▶ **Objective**: Without the pictures, copy all the entries below exactly.

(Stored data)
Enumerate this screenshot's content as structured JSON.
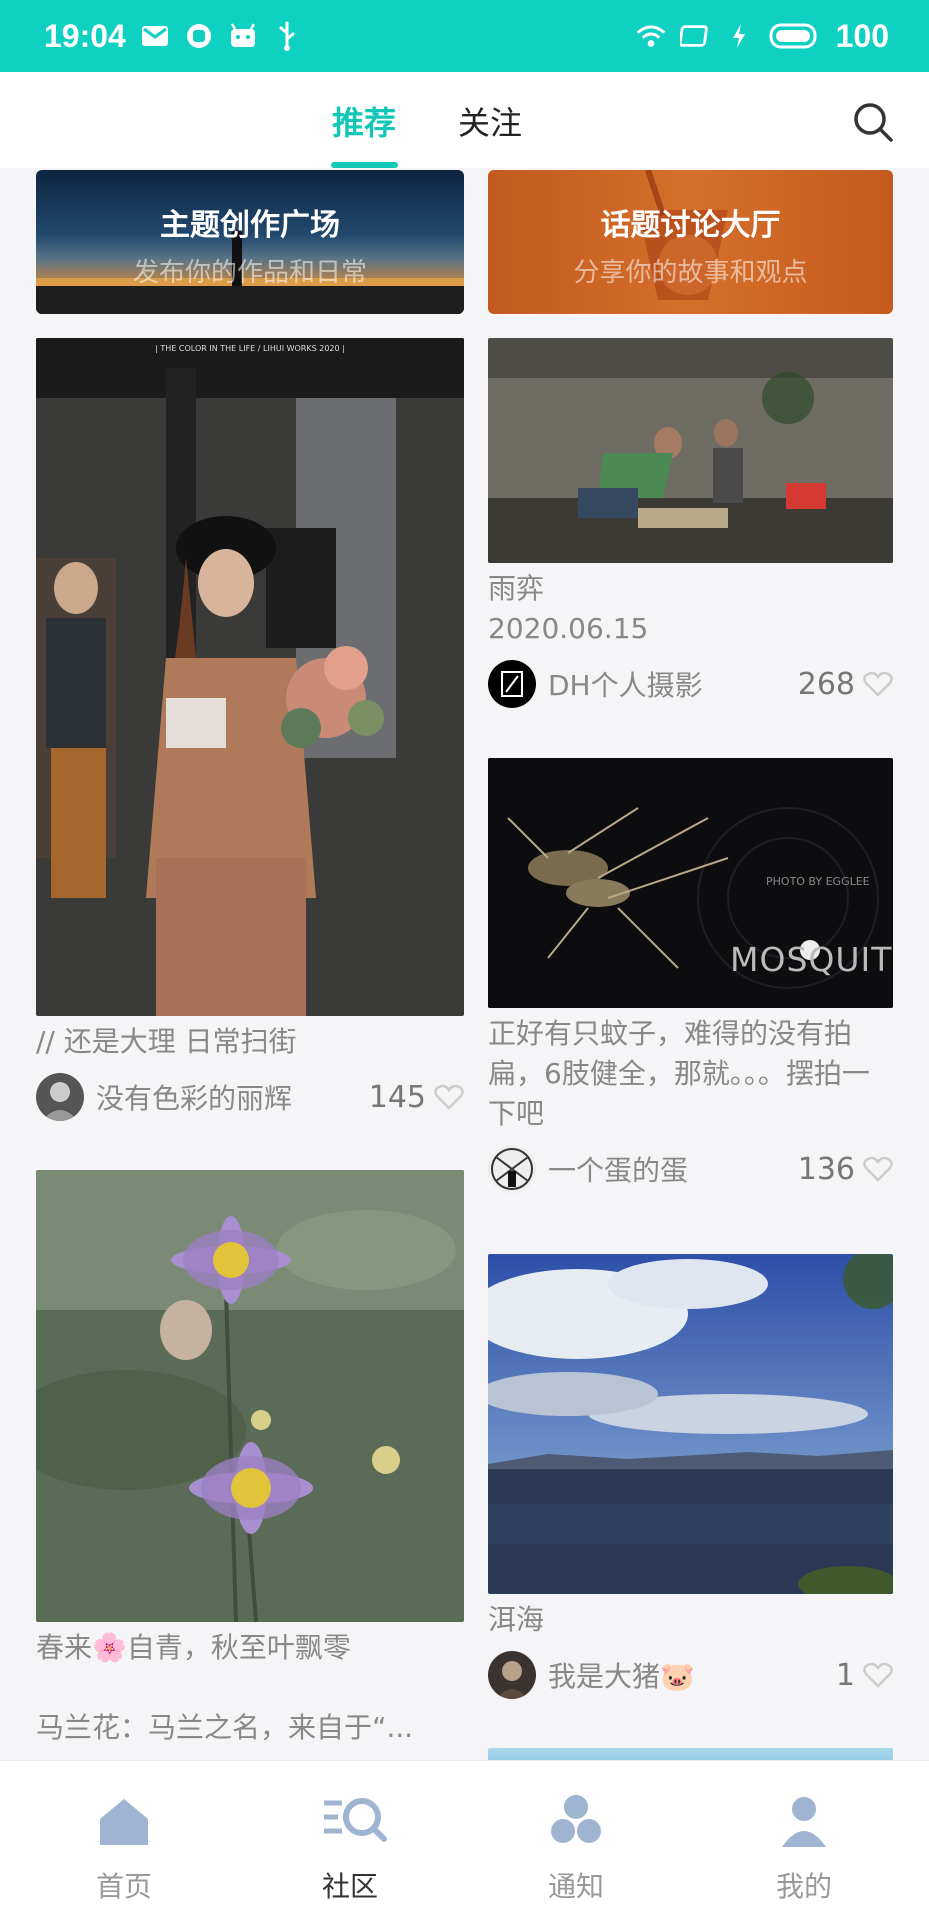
{
  "status_bar": {
    "time": "19:04",
    "battery": "100"
  },
  "top_nav": {
    "tabs": [
      "推荐",
      "关注"
    ],
    "active_tab": "推荐"
  },
  "banners": [
    {
      "title": "主题创作广场",
      "subtitle": "发布你的作品和日常"
    },
    {
      "title": "话题讨论大厅",
      "subtitle": "分享你的故事和观点"
    }
  ],
  "posts": [
    {
      "title": "// 还是大理 日常扫街",
      "author": "没有色彩的丽辉",
      "likes": "145",
      "image_caption": "| THE COLOR IN THE LIFE / LIHUI WORKS 2020 |"
    },
    {
      "title": "雨弈\n2020.06.15",
      "author": "DH个人摄影",
      "likes": "268"
    },
    {
      "title": "正好有只蚊子，难得的没有拍扁，6肢健全，那就。。。摆拍一下吧",
      "author": "一个蛋的蛋",
      "likes": "136",
      "image_caption": "PHOTO BY EGGLEE",
      "image_text": "MOSQUITO"
    },
    {
      "title": "春来🌸自青，秋至叶飘零\n\n马兰花：马兰之名，来自于“..."
    },
    {
      "title": "洱海",
      "author": "我是大猪🐷",
      "likes": "1"
    }
  ],
  "bottom_nav": {
    "items": [
      "首页",
      "社区",
      "通知",
      "我的"
    ],
    "active": "社区"
  },
  "colors": {
    "accent": "#13c7b8",
    "status_bar": "#0fd1c1"
  }
}
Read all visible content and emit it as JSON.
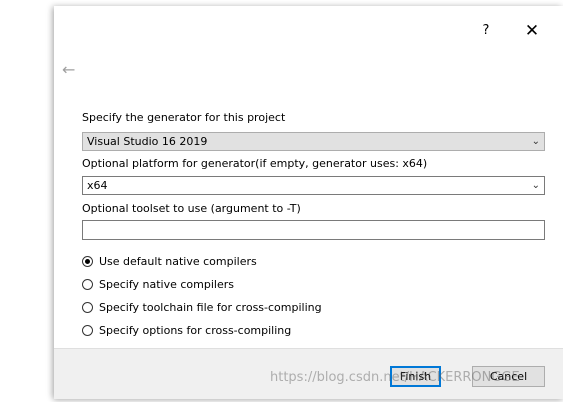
{
  "titlebar": {
    "help_label": "?",
    "close_label": "✕"
  },
  "back_icon": "←",
  "generator": {
    "label": "Specify the generator for this project",
    "value": "Visual Studio 16 2019"
  },
  "platform": {
    "label": "Optional platform for generator(if empty, generator uses: x64)",
    "value": "x64"
  },
  "toolset": {
    "label": "Optional toolset to use (argument to -T)",
    "value": ""
  },
  "compiler_options": [
    {
      "label": "Use default native compilers",
      "checked": true
    },
    {
      "label": "Specify native compilers",
      "checked": false
    },
    {
      "label": "Specify toolchain file for cross-compiling",
      "checked": false
    },
    {
      "label": "Specify options for cross-compiling",
      "checked": false
    }
  ],
  "buttons": {
    "finish": "Finish",
    "cancel": "Cancel"
  },
  "watermark": "https://blog.csdn.net/HACKERRONGGE",
  "colors": {
    "accent": "#0078d7",
    "button_face": "#e1e1e1",
    "footer_bg": "#f0f0f0"
  }
}
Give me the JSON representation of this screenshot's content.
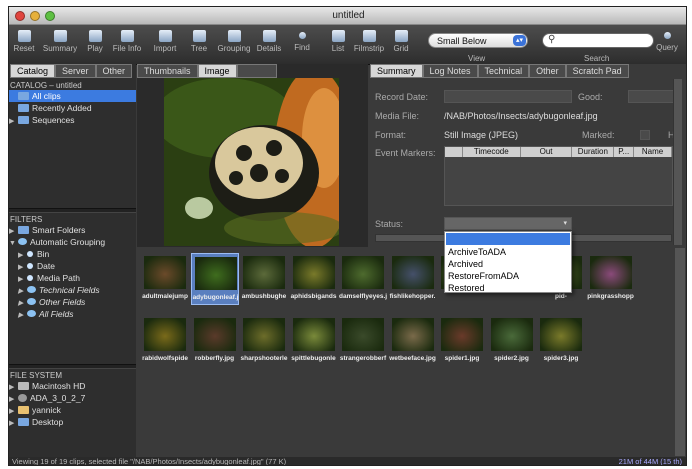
{
  "window": {
    "title": "untitled"
  },
  "toolbar": {
    "buttons": [
      "Reset",
      "Summary",
      "Play",
      "File Info",
      "Import",
      "Tree",
      "Grouping",
      "Details",
      "Find",
      "List",
      "Filmstrip",
      "Grid"
    ],
    "view_select": "Small Below",
    "view_label": "View",
    "search_label": "Search",
    "query_label": "Query"
  },
  "left_tabs": [
    "Catalog",
    "Server",
    "Other"
  ],
  "catalog": {
    "header": "CATALOG – untitled",
    "items": [
      "All clips",
      "Recently Added",
      "Sequences"
    ]
  },
  "filters": {
    "header": "FILTERS",
    "items": [
      "Smart Folders",
      "Automatic Grouping",
      "Bin",
      "Date",
      "Media Path",
      "Technical Fields",
      "Other Fields",
      "All Fields"
    ]
  },
  "filesystem": {
    "header": "FILE SYSTEM",
    "items": [
      "Macintosh HD",
      "ADA_3_0_2_7",
      "yannick",
      "Desktop"
    ]
  },
  "viewer_tabs": [
    "Thumbnails",
    "Image"
  ],
  "info_tabs": [
    "Summary",
    "Log Notes",
    "Technical",
    "Other",
    "Scratch Pad"
  ],
  "info": {
    "record_date_label": "Record Date:",
    "good_label": "Good:",
    "media_file_label": "Media File:",
    "media_file_value": "/NAB/Photos/Insects/adybugonleaf.jpg",
    "format_label": "Format:",
    "format_value": "Still Image (JPEG)",
    "marked_label": "Marked:",
    "h_label": "H",
    "event_markers_label": "Event Markers:",
    "marker_columns": [
      "Timecode",
      "Out",
      "Duration",
      "P...",
      "Name"
    ],
    "status_label": "Status:"
  },
  "status_options": [
    "ArchiveToADA",
    "Archived",
    "RestoreFromADA",
    "Restored"
  ],
  "thumbnails_row1": [
    "adultmalejump",
    "adybugonleaf.j",
    "ambushbughe",
    "aphidsbigands",
    "damselflyeyes.j",
    "fishlikehopper.",
    "",
    "",
    "pid-",
    "pinkgrasshopp"
  ],
  "thumbnails_row2": [
    "rabidwolfspide",
    "robberfly.jpg",
    "sharpshooterle",
    "spittlebugonle",
    "strangerobberf",
    "wetbeeface.jpg",
    "spider1.jpg",
    "spider2.jpg",
    "spider3.jpg"
  ],
  "status_bar": "Viewing 19 of 19 clips, selected file \"/NAB/Photos/Insects/adybugonleaf.jpg\" (77 K)",
  "memory": "21M of 44M (15 th)"
}
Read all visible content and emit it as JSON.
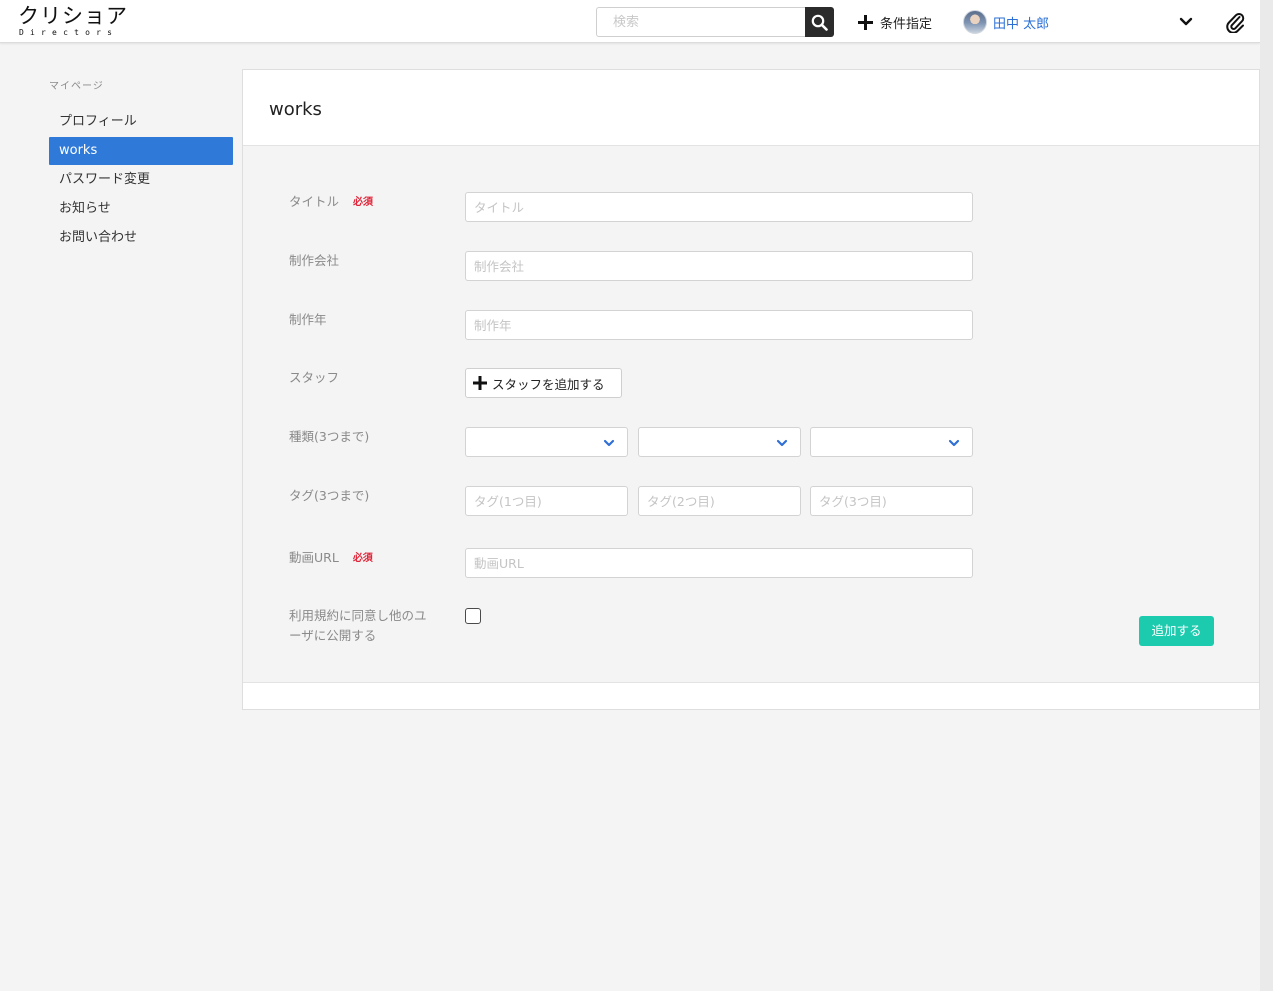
{
  "header": {
    "logo_main": "クリショア",
    "logo_sub": "Directors",
    "search_placeholder": "検索",
    "conditions_label": "条件指定",
    "user_name": "田中 太郎"
  },
  "sidebar": {
    "heading": "マイページ",
    "items": [
      {
        "label": "プロフィール"
      },
      {
        "label": "works"
      },
      {
        "label": "パスワード変更"
      },
      {
        "label": "お知らせ"
      },
      {
        "label": "お問い合わせ"
      }
    ]
  },
  "main": {
    "title": "works",
    "required_badge": "必須",
    "fields": {
      "title": {
        "label": "タイトル",
        "placeholder": "タイトル"
      },
      "company": {
        "label": "制作会社",
        "placeholder": "制作会社"
      },
      "year": {
        "label": "制作年",
        "placeholder": "制作年"
      },
      "staff": {
        "label": "スタッフ",
        "button": "スタッフを追加する"
      },
      "kinds": {
        "label": "種類(3つまで)"
      },
      "tags": {
        "label": "タグ(3つまで)",
        "placeholders": [
          "タグ(1つ目)",
          "タグ(2つ目)",
          "タグ(3つ目)"
        ]
      },
      "video_url": {
        "label": "動画URL",
        "placeholder": "動画URL"
      },
      "terms": {
        "label": "利用規約に同意し他のユーザに公開する"
      }
    },
    "submit_label": "追加する"
  },
  "colors": {
    "accent": "#2f7ad8",
    "submit": "#1ccbae",
    "required": "#e0263a",
    "search_button": "#2b2b2b"
  }
}
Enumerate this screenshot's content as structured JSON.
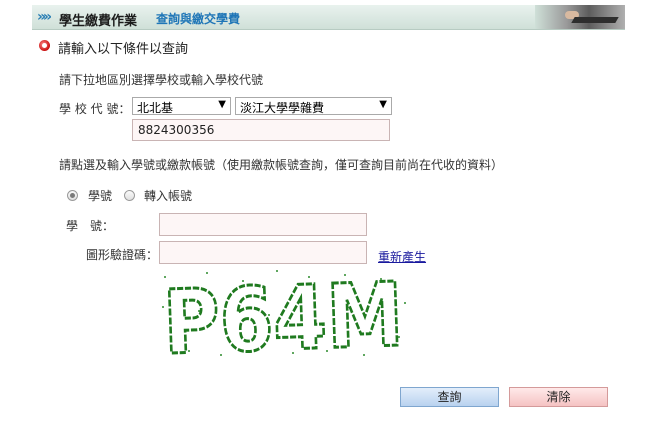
{
  "header": {
    "title": "學生繳費作業",
    "subtitle": "查詢與繳交學費"
  },
  "section_title": "請輸入以下條件以查詢",
  "school": {
    "instruction": "請下拉地區別選擇學校或輸入學校代號",
    "label": "學 校 代 號：",
    "region_selected": "北北基",
    "school_selected": "淡江大學學雜費",
    "code_value": "8824300356"
  },
  "query": {
    "instruction": "請點選及輸入學號或繳款帳號（使用繳款帳號查詢，僅可查詢目前尚在代收的資料）",
    "radio_student_id": "學號",
    "radio_transfer_account": "轉入帳號",
    "student_id_label": "學　號：",
    "captcha_label": "圖形驗證碼：",
    "regenerate_link": "重新產生",
    "captcha_text": "P64M"
  },
  "buttons": {
    "query": "查詢",
    "clear": "清除"
  },
  "colors": {
    "header_link": "#1f76b7",
    "captcha_green": "#1f7a1f"
  }
}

▶ **Exercise answer**:
Enumerate this screenshot's content as structured JSON.
{
  "status_bar": {
    "time": "19:04",
    "battery": "100"
  },
  "top_nav": {
    "tabs": [
      "推荐",
      "关注"
    ],
    "active_tab": "推荐"
  },
  "banners": [
    {
      "title": "主题创作广场",
      "subtitle": "发布你的作品和日常"
    },
    {
      "title": "话题讨论大厅",
      "subtitle": "分享你的故事和观点"
    }
  ],
  "posts": [
    {
      "title": "// 还是大理 日常扫街",
      "author": "没有色彩的丽辉",
      "likes": "145",
      "image_caption": "| THE COLOR IN THE LIFE / LIHUI WORKS 2020 |"
    },
    {
      "title": "雨弈\n2020.06.15",
      "author": "DH个人摄影",
      "likes": "268"
    },
    {
      "title": "正好有只蚊子，难得的没有拍扁，6肢健全，那就。。。摆拍一下吧",
      "author": "一个蛋的蛋",
      "likes": "136",
      "image_caption": "PHOTO BY EGGLEE",
      "image_text": "MOSQUITO"
    },
    {
      "title": "春来🌸自青，秋至叶飘零\n\n马兰花：马兰之名，来自于“..."
    },
    {
      "title": "洱海",
      "author": "我是大猪🐷",
      "likes": "1"
    }
  ],
  "bottom_nav": {
    "items": [
      "首页",
      "社区",
      "通知",
      "我的"
    ],
    "active": "社区"
  },
  "colors": {
    "accent": "#13c7b8",
    "status_bar": "#0fd1c1"
  }
}
Read all visible content and emit it as JSON.
{
  "titlebar": {
    "help_label": "?",
    "close_label": "✕"
  },
  "back_icon": "←",
  "generator": {
    "label": "Specify the generator for this project",
    "value": "Visual Studio 16 2019"
  },
  "platform": {
    "label": "Optional platform for generator(if empty, generator uses: x64)",
    "value": "x64"
  },
  "toolset": {
    "label": "Optional toolset to use (argument to -T)",
    "value": ""
  },
  "compiler_options": [
    {
      "label": "Use default native compilers",
      "checked": true
    },
    {
      "label": "Specify native compilers",
      "checked": false
    },
    {
      "label": "Specify toolchain file for cross-compiling",
      "checked": false
    },
    {
      "label": "Specify options for cross-compiling",
      "checked": false
    }
  ],
  "buttons": {
    "finish": "Finish",
    "cancel": "Cancel"
  },
  "watermark": "https://blog.csdn.net/HACKERRONGGE",
  "colors": {
    "accent": "#0078d7",
    "button_face": "#e1e1e1",
    "footer_bg": "#f0f0f0"
  }
}
Give me the JSON representation of this screenshot's content.
{
  "window": {
    "title": "untitled"
  },
  "toolbar": {
    "buttons": [
      "Reset",
      "Summary",
      "Play",
      "File Info",
      "Import",
      "Tree",
      "Grouping",
      "Details",
      "Find",
      "List",
      "Filmstrip",
      "Grid"
    ],
    "view_select": "Small Below",
    "view_label": "View",
    "search_label": "Search",
    "query_label": "Query"
  },
  "left_tabs": [
    "Catalog",
    "Server",
    "Other"
  ],
  "catalog": {
    "header": "CATALOG – untitled",
    "items": [
      "All clips",
      "Recently Added",
      "Sequences"
    ]
  },
  "filters": {
    "header": "FILTERS",
    "items": [
      "Smart Folders",
      "Automatic Grouping",
      "Bin",
      "Date",
      "Media Path",
      "Technical Fields",
      "Other Fields",
      "All Fields"
    ]
  },
  "filesystem": {
    "header": "FILE SYSTEM",
    "items": [
      "Macintosh HD",
      "ADA_3_0_2_7",
      "yannick",
      "Desktop"
    ]
  },
  "viewer_tabs": [
    "Thumbnails",
    "Image"
  ],
  "info_tabs": [
    "Summary",
    "Log Notes",
    "Technical",
    "Other",
    "Scratch Pad"
  ],
  "info": {
    "record_date_label": "Record Date:",
    "good_label": "Good:",
    "media_file_label": "Media File:",
    "media_file_value": "/NAB/Photos/Insects/adybugonleaf.jpg",
    "format_label": "Format:",
    "format_value": "Still Image (JPEG)",
    "marked_label": "Marked:",
    "h_label": "H",
    "event_markers_label": "Event Markers:",
    "marker_columns": [
      "Timecode",
      "Out",
      "Duration",
      "P...",
      "Name"
    ],
    "status_label": "Status:"
  },
  "status_options": [
    "ArchiveToADA",
    "Archived",
    "RestoreFromADA",
    "Restored"
  ],
  "thumbnails_row1": [
    "adultmalejump",
    "adybugonleaf.j",
    "ambushbughe",
    "aphidsbigands",
    "damselflyeyes.j",
    "fishlikehopper.",
    "",
    "",
    "pid-",
    "pinkgrasshopp"
  ],
  "thumbnails_row2": [
    "rabidwolfspide",
    "robberfly.jpg",
    "sharpshooterle",
    "spittlebugonle",
    "strangerobberf",
    "wetbeeface.jpg",
    "spider1.jpg",
    "spider2.jpg",
    "spider3.jpg"
  ],
  "status_bar": "Viewing 19 of 19 clips, selected file \"/NAB/Photos/Insects/adybugonleaf.jpg\" (77 K)",
  "memory": "21M of 44M (15 th)"
}
Read all visible content and emit it as JSON.
{
  "header": {
    "logo_main": "クリショア",
    "logo_sub": "Directors",
    "search_placeholder": "検索",
    "conditions_label": "条件指定",
    "user_name": "田中 太郎"
  },
  "sidebar": {
    "heading": "マイページ",
    "items": [
      {
        "label": "プロフィール"
      },
      {
        "label": "works"
      },
      {
        "label": "パスワード変更"
      },
      {
        "label": "お知らせ"
      },
      {
        "label": "お問い合わせ"
      }
    ]
  },
  "main": {
    "title": "works",
    "required_badge": "必須",
    "fields": {
      "title": {
        "label": "タイトル",
        "placeholder": "タイトル"
      },
      "company": {
        "label": "制作会社",
        "placeholder": "制作会社"
      },
      "year": {
        "label": "制作年",
        "placeholder": "制作年"
      },
      "staff": {
        "label": "スタッフ",
        "button": "スタッフを追加する"
      },
      "kinds": {
        "label": "種類(3つまで)"
      },
      "tags": {
        "label": "タグ(3つまで)",
        "placeholders": [
          "タグ(1つ目)",
          "タグ(2つ目)",
          "タグ(3つ目)"
        ]
      },
      "video_url": {
        "label": "動画URL",
        "placeholder": "動画URL"
      },
      "terms": {
        "label": "利用規約に同意し他のユーザに公開する"
      }
    },
    "submit_label": "追加する"
  },
  "colors": {
    "accent": "#2f7ad8",
    "submit": "#1ccbae",
    "required": "#e0263a",
    "search_button": "#2b2b2b"
  }
}
Enumerate this screenshot's content as structured JSON.
{
  "header": {
    "title": "學生繳費作業",
    "subtitle": "查詢與繳交學費"
  },
  "section_title": "請輸入以下條件以查詢",
  "school": {
    "instruction": "請下拉地區別選擇學校或輸入學校代號",
    "label": "學 校 代 號：",
    "region_selected": "北北基",
    "school_selected": "淡江大學學雜費",
    "code_value": "8824300356"
  },
  "query": {
    "instruction": "請點選及輸入學號或繳款帳號（使用繳款帳號查詢，僅可查詢目前尚在代收的資料）",
    "radio_student_id": "學號",
    "radio_transfer_account": "轉入帳號",
    "student_id_label": "學　號：",
    "captcha_label": "圖形驗證碼：",
    "regenerate_link": "重新產生",
    "captcha_text": "P64M"
  },
  "buttons": {
    "query": "查詢",
    "clear": "清除"
  },
  "colors": {
    "header_link": "#1f76b7",
    "captcha_green": "#1f7a1f"
  }
}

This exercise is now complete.